-- start of DATASET RECORDS --

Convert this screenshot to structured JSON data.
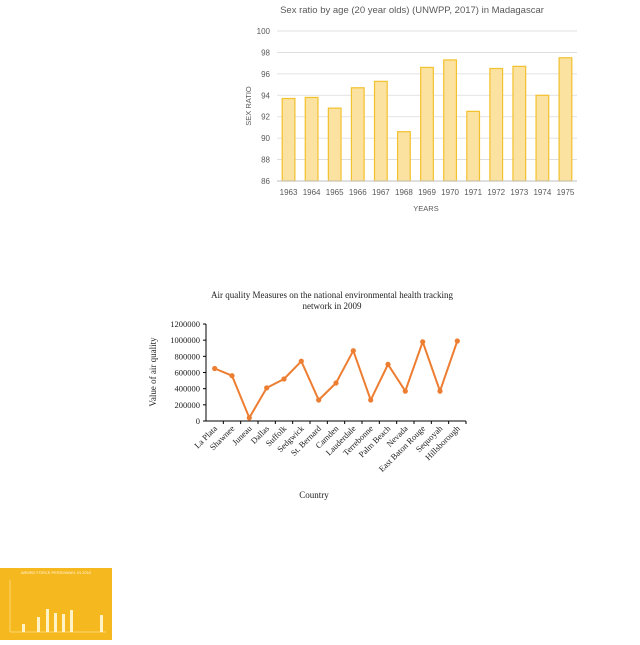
{
  "chart_data": [
    {
      "type": "bar",
      "title": "Sex ratio by age (20 year olds) (UNWPP, 2017) in Madagascar",
      "xlabel": "YEARS",
      "ylabel": "SEX RATIO",
      "categories": [
        "1963",
        "1964",
        "1965",
        "1966",
        "1967",
        "1968",
        "1969",
        "1970",
        "1971",
        "1972",
        "1973",
        "1974",
        "1975"
      ],
      "values": [
        93.7,
        93.8,
        92.8,
        94.7,
        95.3,
        90.6,
        96.6,
        97.3,
        92.5,
        96.5,
        96.7,
        94.0,
        97.5
      ],
      "ylim": [
        86,
        100
      ],
      "yticks": [
        "86",
        "88",
        "90",
        "92",
        "94",
        "96",
        "98",
        "100"
      ],
      "grid": true,
      "colors": {
        "fill": "#fce2a0",
        "stroke": "#f2c12e",
        "grid": "#d9d9d9",
        "text": "#595959"
      }
    },
    {
      "type": "line",
      "title_line1": "Air quality Measures on the national environmental health tracking",
      "title_line2": "network in 2009",
      "xlabel": "Country",
      "ylabel": "Value of air quality",
      "categories": [
        "La Plata",
        "Shawnee",
        "Juneau",
        "Dallas",
        "Suffolk",
        "Sedgwick",
        "St. Bernard",
        "Camden",
        "Lauderdale",
        "Terrebonne",
        "Palm Beach",
        "Nevada",
        "East Baton Rouge",
        "Sequoyah",
        "Hillsborough"
      ],
      "values": [
        650000,
        560000,
        40000,
        410000,
        520000,
        740000,
        260000,
        470000,
        870000,
        260000,
        700000,
        370000,
        980000,
        370000,
        990000
      ],
      "ylim": [
        0,
        1200000
      ],
      "yticks": [
        "0",
        "200000",
        "400000",
        "600000",
        "800000",
        "1000000",
        "1200000"
      ],
      "grid": false,
      "colors": {
        "line": "#ed7d31",
        "axis": "#000000",
        "text": "#222222"
      }
    }
  ],
  "thumbnail": {
    "title": "ARMED FORCE PERSONNEL IN 2010",
    "colors": {
      "background": "#f6b81f",
      "bars": "#fff2c6",
      "text": "#fff5dc"
    }
  }
}
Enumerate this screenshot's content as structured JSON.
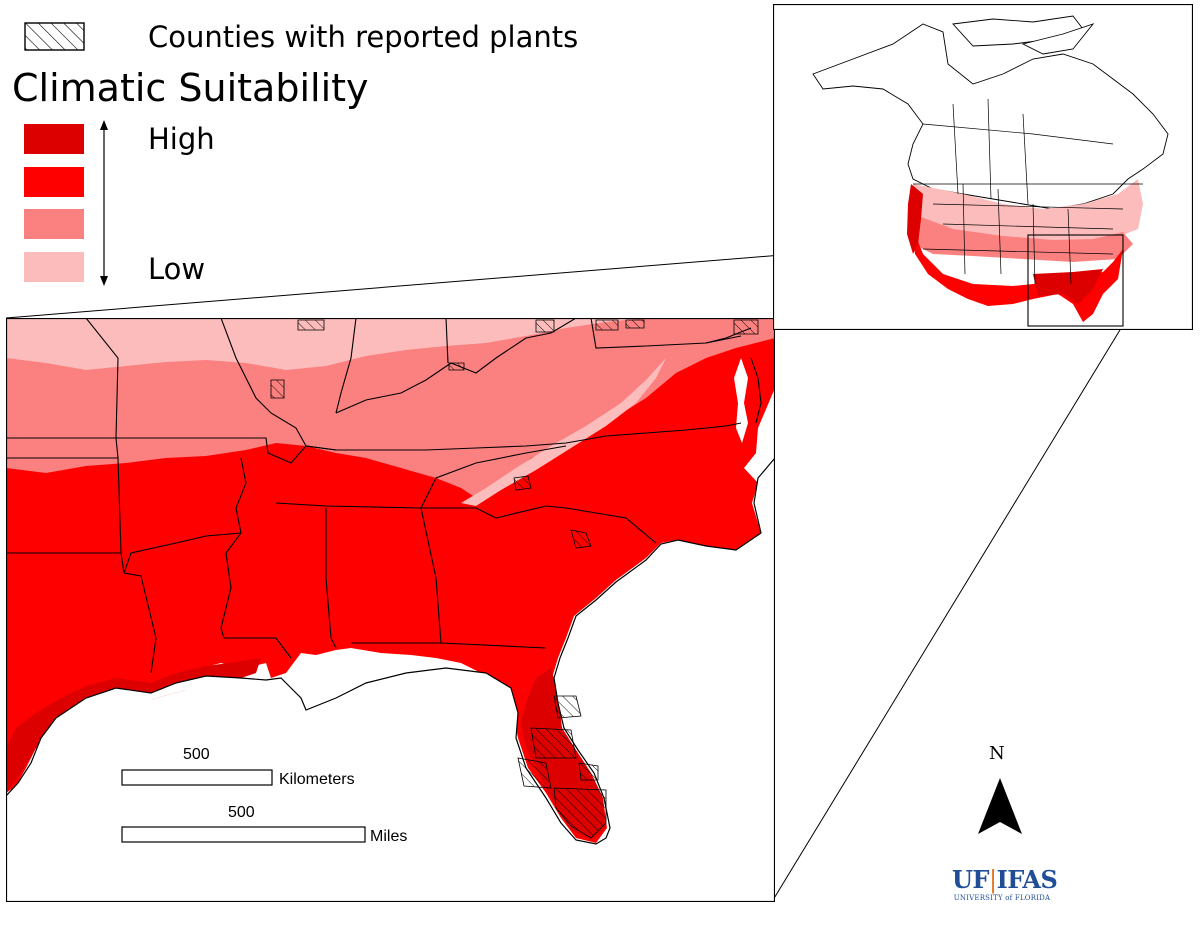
{
  "legend": {
    "hatch_label": "Counties with reported plants",
    "title": "Climatic Suitability",
    "high_label": "High",
    "low_label": "Low",
    "classes": [
      {
        "level": "highest",
        "color": "#dd0000"
      },
      {
        "level": "high",
        "color": "#ff0000"
      },
      {
        "level": "medium",
        "color": "#fb8080"
      },
      {
        "level": "low",
        "color": "#fcbcbc"
      }
    ]
  },
  "scale_bar": {
    "km_value": "500",
    "km_unit": "Kilometers",
    "mi_value": "500",
    "mi_unit": "Miles"
  },
  "north_arrow": {
    "label": "N"
  },
  "logo": {
    "main_left": "UF",
    "main_sep": "|",
    "main_right": "IFAS",
    "sub": "UNIVERSITY of FLORIDA"
  },
  "colors": {
    "outline": "#000000",
    "water": "#ffffff"
  }
}
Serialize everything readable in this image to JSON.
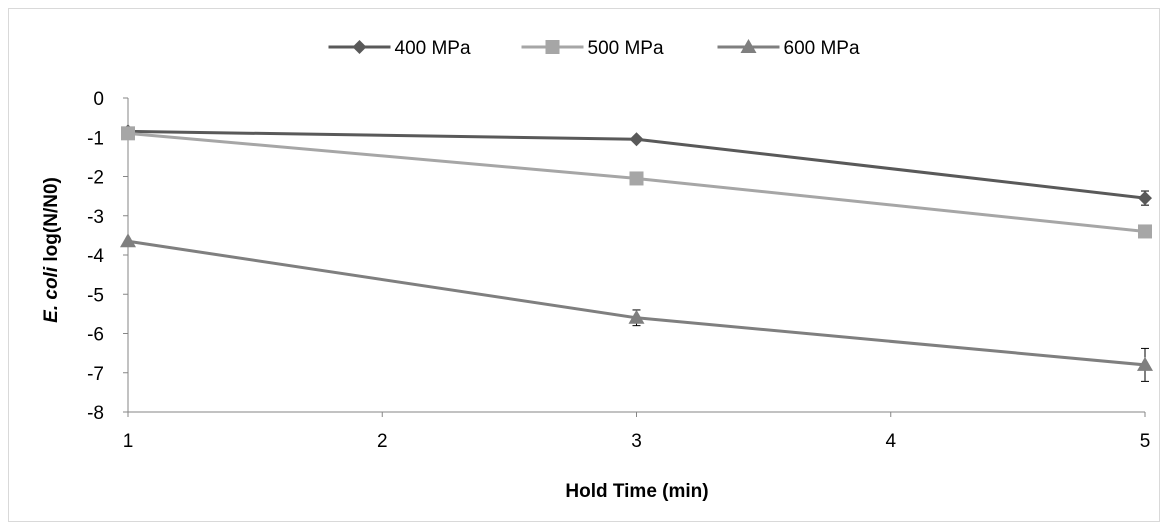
{
  "chart_data": {
    "type": "line",
    "title": "",
    "xlabel": "Hold Time (min)",
    "ylabel_italic": "E. coli",
    "ylabel_rest": " log(N/N0)",
    "x": [
      1,
      3,
      5
    ],
    "xticks": [
      1,
      2,
      3,
      4,
      5
    ],
    "yticks": [
      0,
      -1,
      -2,
      -3,
      -4,
      -5,
      -6,
      -7,
      -8
    ],
    "xlim": [
      1,
      5
    ],
    "ylim": [
      -8,
      0
    ],
    "grid": false,
    "legend_position": "top",
    "series": [
      {
        "name": "400 MPa",
        "values": [
          -0.85,
          -1.05,
          -2.55
        ],
        "errors": [
          0,
          0,
          0.18
        ],
        "marker": "diamond",
        "color": "#595959"
      },
      {
        "name": "500 MPa",
        "values": [
          -0.9,
          -2.05,
          -3.4
        ],
        "errors": [
          0,
          0,
          0
        ],
        "marker": "square",
        "color": "#a6a6a6"
      },
      {
        "name": "600 MPa",
        "values": [
          -3.65,
          -5.6,
          -6.8
        ],
        "errors": [
          0,
          0.2,
          0.42
        ],
        "marker": "triangle",
        "color": "#7f7f7f"
      }
    ]
  }
}
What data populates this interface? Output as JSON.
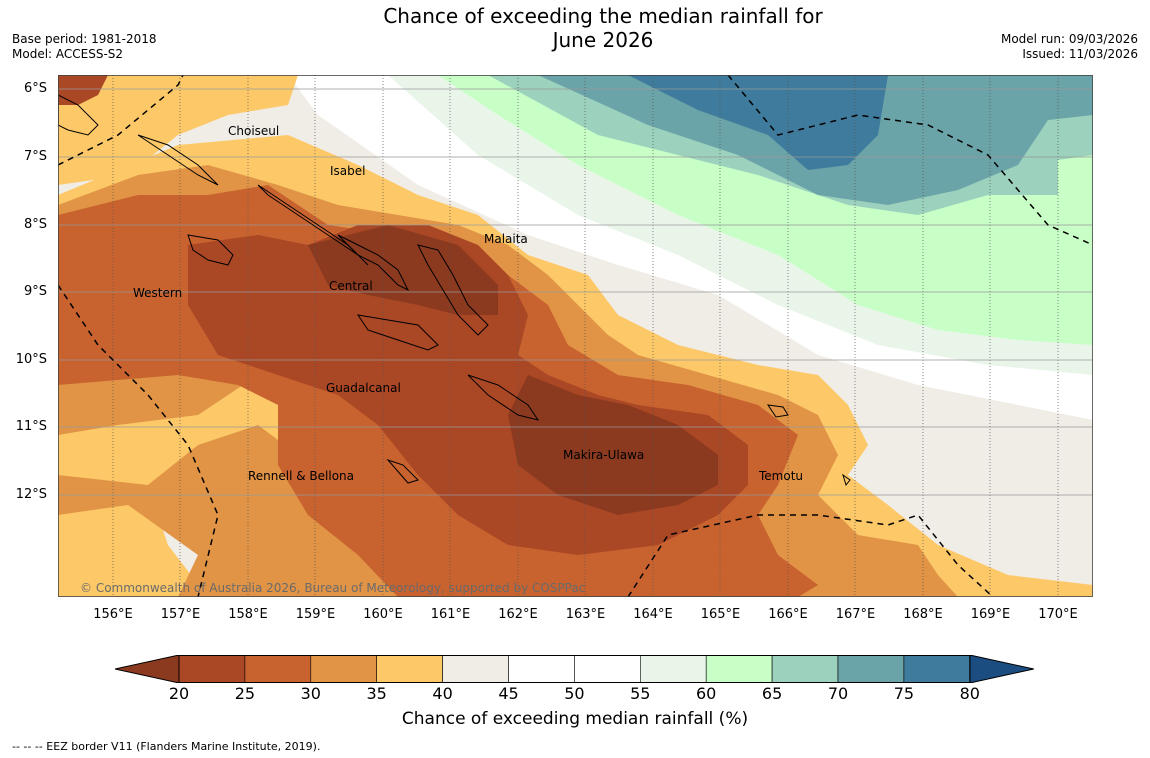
{
  "title": {
    "line1": "Chance of exceeding the median rainfall for",
    "line2": "June 2026"
  },
  "model": {
    "base_period": "Base period: 1981-2018",
    "model": "Model: ACCESS-S2",
    "model_run": "Model run: 09/03/2026",
    "issued": "Issued: 11/03/2026"
  },
  "map": {
    "lat_labels": [
      "6°S",
      "7°S",
      "8°S",
      "9°S",
      "10°S",
      "11°S",
      "12°S"
    ],
    "lon_labels": [
      "156°E",
      "157°E",
      "158°E",
      "159°E",
      "160°E",
      "161°E",
      "162°E",
      "163°E",
      "164°E",
      "165°E",
      "166°E",
      "167°E",
      "168°E",
      "169°E",
      "170°E"
    ],
    "regions": {
      "choiseul": "Choiseul",
      "isabel": "Isabel",
      "malaita": "Malaita",
      "western": "Western",
      "central": "Central",
      "guadalcanal": "Guadalcanal",
      "makira": "Makira-Ulawa",
      "rennell": "Rennell & Bellona",
      "temotu": "Temotu"
    },
    "copyright": "© Commonwealth of Australia 2026, Bureau of Meteorology, supported by COSPPac"
  },
  "colorbar": {
    "ticks": [
      "20",
      "25",
      "30",
      "35",
      "40",
      "45",
      "50",
      "55",
      "60",
      "65",
      "70",
      "75",
      "80"
    ],
    "colors": [
      "#8b3a1f",
      "#aa4725",
      "#c8622f",
      "#e19446",
      "#fdc968",
      "#f0ece6",
      "#ffffff",
      "#ffffff",
      "#eaf5ea",
      "#c7ffc7",
      "#9bd1bd",
      "#6aa3a8",
      "#3f7b9c",
      "#1b4d80"
    ],
    "label": "Chance of exceeding median rainfall (%)"
  },
  "footnote": "--  --  -- EEZ border V11 (Flanders Marine Institute, 2019)."
}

-- end of DATASET RECORDS --

STATED TASK> The data above should be repeated exactly, minus any pictures.

SOLUTION FOR THIS TASK>
Convert this screenshot to structured JSON data.
{
  "chart_data": [
    {
      "type": "bar",
      "title": "Sex ratio by age (20 year olds) (UNWPP, 2017) in Madagascar",
      "xlabel": "YEARS",
      "ylabel": "SEX RATIO",
      "categories": [
        "1963",
        "1964",
        "1965",
        "1966",
        "1967",
        "1968",
        "1969",
        "1970",
        "1971",
        "1972",
        "1973",
        "1974",
        "1975"
      ],
      "values": [
        93.7,
        93.8,
        92.8,
        94.7,
        95.3,
        90.6,
        96.6,
        97.3,
        92.5,
        96.5,
        96.7,
        94.0,
        97.5
      ],
      "ylim": [
        86,
        100
      ],
      "yticks": [
        "86",
        "88",
        "90",
        "92",
        "94",
        "96",
        "98",
        "100"
      ],
      "grid": true,
      "colors": {
        "fill": "#fce2a0",
        "stroke": "#f2c12e",
        "grid": "#d9d9d9",
        "text": "#595959"
      }
    },
    {
      "type": "line",
      "title_line1": "Air quality Measures on the national environmental health tracking",
      "title_line2": "network in 2009",
      "xlabel": "Country",
      "ylabel": "Value of air quality",
      "categories": [
        "La Plata",
        "Shawnee",
        "Juneau",
        "Dallas",
        "Suffolk",
        "Sedgwick",
        "St. Bernard",
        "Camden",
        "Lauderdale",
        "Terrebonne",
        "Palm Beach",
        "Nevada",
        "East Baton Rouge",
        "Sequoyah",
        "Hillsborough"
      ],
      "values": [
        650000,
        560000,
        40000,
        410000,
        520000,
        740000,
        260000,
        470000,
        870000,
        260000,
        700000,
        370000,
        980000,
        370000,
        990000
      ],
      "ylim": [
        0,
        1200000
      ],
      "yticks": [
        "0",
        "200000",
        "400000",
        "600000",
        "800000",
        "1000000",
        "1200000"
      ],
      "grid": false,
      "colors": {
        "line": "#ed7d31",
        "axis": "#000000",
        "text": "#222222"
      }
    }
  ],
  "thumbnail": {
    "title": "ARMED FORCE PERSONNEL IN 2010",
    "colors": {
      "background": "#f6b81f",
      "bars": "#fff2c6",
      "text": "#fff5dc"
    }
  }
}
Enumerate this screenshot's content as structured JSON.
{
  "legend": {
    "hatch_label": "Counties with reported plants",
    "title": "Climatic Suitability",
    "high_label": "High",
    "low_label": "Low",
    "classes": [
      {
        "level": "highest",
        "color": "#dd0000"
      },
      {
        "level": "high",
        "color": "#ff0000"
      },
      {
        "level": "medium",
        "color": "#fb8080"
      },
      {
        "level": "low",
        "color": "#fcbcbc"
      }
    ]
  },
  "scale_bar": {
    "km_value": "500",
    "km_unit": "Kilometers",
    "mi_value": "500",
    "mi_unit": "Miles"
  },
  "north_arrow": {
    "label": "N"
  },
  "logo": {
    "main_left": "UF",
    "main_sep": "|",
    "main_right": "IFAS",
    "sub": "UNIVERSITY of FLORIDA"
  },
  "colors": {
    "outline": "#000000",
    "water": "#ffffff"
  }
}
Serialize everything readable in this image to JSON.
{
  "chart_data": {
    "type": "line",
    "title": "",
    "xlabel": "Hold Time (min)",
    "ylabel_italic": "E. coli",
    "ylabel_rest": " log(N/N0)",
    "x": [
      1,
      3,
      5
    ],
    "xticks": [
      1,
      2,
      3,
      4,
      5
    ],
    "yticks": [
      0,
      -1,
      -2,
      -3,
      -4,
      -5,
      -6,
      -7,
      -8
    ],
    "xlim": [
      1,
      5
    ],
    "ylim": [
      -8,
      0
    ],
    "grid": false,
    "legend_position": "top",
    "series": [
      {
        "name": "400 MPa",
        "values": [
          -0.85,
          -1.05,
          -2.55
        ],
        "errors": [
          0,
          0,
          0.18
        ],
        "marker": "diamond",
        "color": "#595959"
      },
      {
        "name": "500 MPa",
        "values": [
          -0.9,
          -2.05,
          -3.4
        ],
        "errors": [
          0,
          0,
          0
        ],
        "marker": "square",
        "color": "#a6a6a6"
      },
      {
        "name": "600 MPa",
        "values": [
          -3.65,
          -5.6,
          -6.8
        ],
        "errors": [
          0,
          0.2,
          0.42
        ],
        "marker": "triangle",
        "color": "#7f7f7f"
      }
    ]
  }
}
What data populates this interface? Output as JSON.
{
  "title": {
    "line1": "Chance of exceeding the median rainfall for",
    "line2": "June 2026"
  },
  "model": {
    "base_period": "Base period: 1981-2018",
    "model": "Model: ACCESS-S2",
    "model_run": "Model run: 09/03/2026",
    "issued": "Issued: 11/03/2026"
  },
  "map": {
    "lat_labels": [
      "6°S",
      "7°S",
      "8°S",
      "9°S",
      "10°S",
      "11°S",
      "12°S"
    ],
    "lon_labels": [
      "156°E",
      "157°E",
      "158°E",
      "159°E",
      "160°E",
      "161°E",
      "162°E",
      "163°E",
      "164°E",
      "165°E",
      "166°E",
      "167°E",
      "168°E",
      "169°E",
      "170°E"
    ],
    "regions": {
      "choiseul": "Choiseul",
      "isabel": "Isabel",
      "malaita": "Malaita",
      "western": "Western",
      "central": "Central",
      "guadalcanal": "Guadalcanal",
      "makira": "Makira-Ulawa",
      "rennell": "Rennell & Bellona",
      "temotu": "Temotu"
    },
    "copyright": "© Commonwealth of Australia 2026, Bureau of Meteorology, supported by COSPPac"
  },
  "colorbar": {
    "ticks": [
      "20",
      "25",
      "30",
      "35",
      "40",
      "45",
      "50",
      "55",
      "60",
      "65",
      "70",
      "75",
      "80"
    ],
    "colors": [
      "#8b3a1f",
      "#aa4725",
      "#c8622f",
      "#e19446",
      "#fdc968",
      "#f0ece6",
      "#ffffff",
      "#ffffff",
      "#eaf5ea",
      "#c7ffc7",
      "#9bd1bd",
      "#6aa3a8",
      "#3f7b9c",
      "#1b4d80"
    ],
    "label": "Chance of exceeding median rainfall (%)"
  },
  "footnote": "--  --  -- EEZ border V11 (Flanders Marine Institute, 2019)."
}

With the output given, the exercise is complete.